• _TASK GOAL_
Write out all of the data without omission, exactly as shown.

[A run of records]
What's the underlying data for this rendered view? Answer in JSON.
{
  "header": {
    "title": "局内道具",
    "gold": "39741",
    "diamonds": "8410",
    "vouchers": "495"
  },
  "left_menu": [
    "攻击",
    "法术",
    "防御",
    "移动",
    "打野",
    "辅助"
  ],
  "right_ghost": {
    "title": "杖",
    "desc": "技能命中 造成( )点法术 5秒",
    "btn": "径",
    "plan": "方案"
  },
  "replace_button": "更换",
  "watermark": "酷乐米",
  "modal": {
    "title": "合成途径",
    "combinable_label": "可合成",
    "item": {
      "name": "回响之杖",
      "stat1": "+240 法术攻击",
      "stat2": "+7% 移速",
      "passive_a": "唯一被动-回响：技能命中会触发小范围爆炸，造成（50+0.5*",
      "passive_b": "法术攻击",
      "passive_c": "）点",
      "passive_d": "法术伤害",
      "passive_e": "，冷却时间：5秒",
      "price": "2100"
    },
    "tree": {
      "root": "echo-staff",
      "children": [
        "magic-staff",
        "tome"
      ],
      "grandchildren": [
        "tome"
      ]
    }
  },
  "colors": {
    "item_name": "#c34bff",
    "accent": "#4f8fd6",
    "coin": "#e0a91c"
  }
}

• _THE RESULT_
What's the underlying data for this rendered view? Answer in JSON.
{
  "header": {
    "title": "局内道具",
    "gold": "39741",
    "diamonds": "8410",
    "vouchers": "495"
  },
  "left_menu": [
    "攻击",
    "法术",
    "防御",
    "移动",
    "打野",
    "辅助"
  ],
  "right_ghost": {
    "title": "杖",
    "desc": "技能命中 造成( )点法术 5秒",
    "btn": "径",
    "plan": "方案"
  },
  "replace_button": "更换",
  "watermark": "酷乐米",
  "modal": {
    "title": "合成途径",
    "combinable_label": "可合成",
    "item": {
      "name": "回响之杖",
      "stat1": "+240 法术攻击",
      "stat2": "+7% 移速",
      "passive_a": "唯一被动-回响：技能命中会触发小范围爆炸，造成（50+0.5*",
      "passive_b": "法术攻击",
      "passive_c": "）点",
      "passive_d": "法术伤害",
      "passive_e": "，冷却时间：5秒",
      "price": "2100"
    },
    "tree": {
      "root": "echo-staff",
      "children": [
        "magic-staff",
        "tome"
      ],
      "grandchildren": [
        "tome"
      ]
    }
  },
  "colors": {
    "item_name": "#c34bff",
    "accent": "#4f8fd6",
    "coin": "#e0a91c"
  }
}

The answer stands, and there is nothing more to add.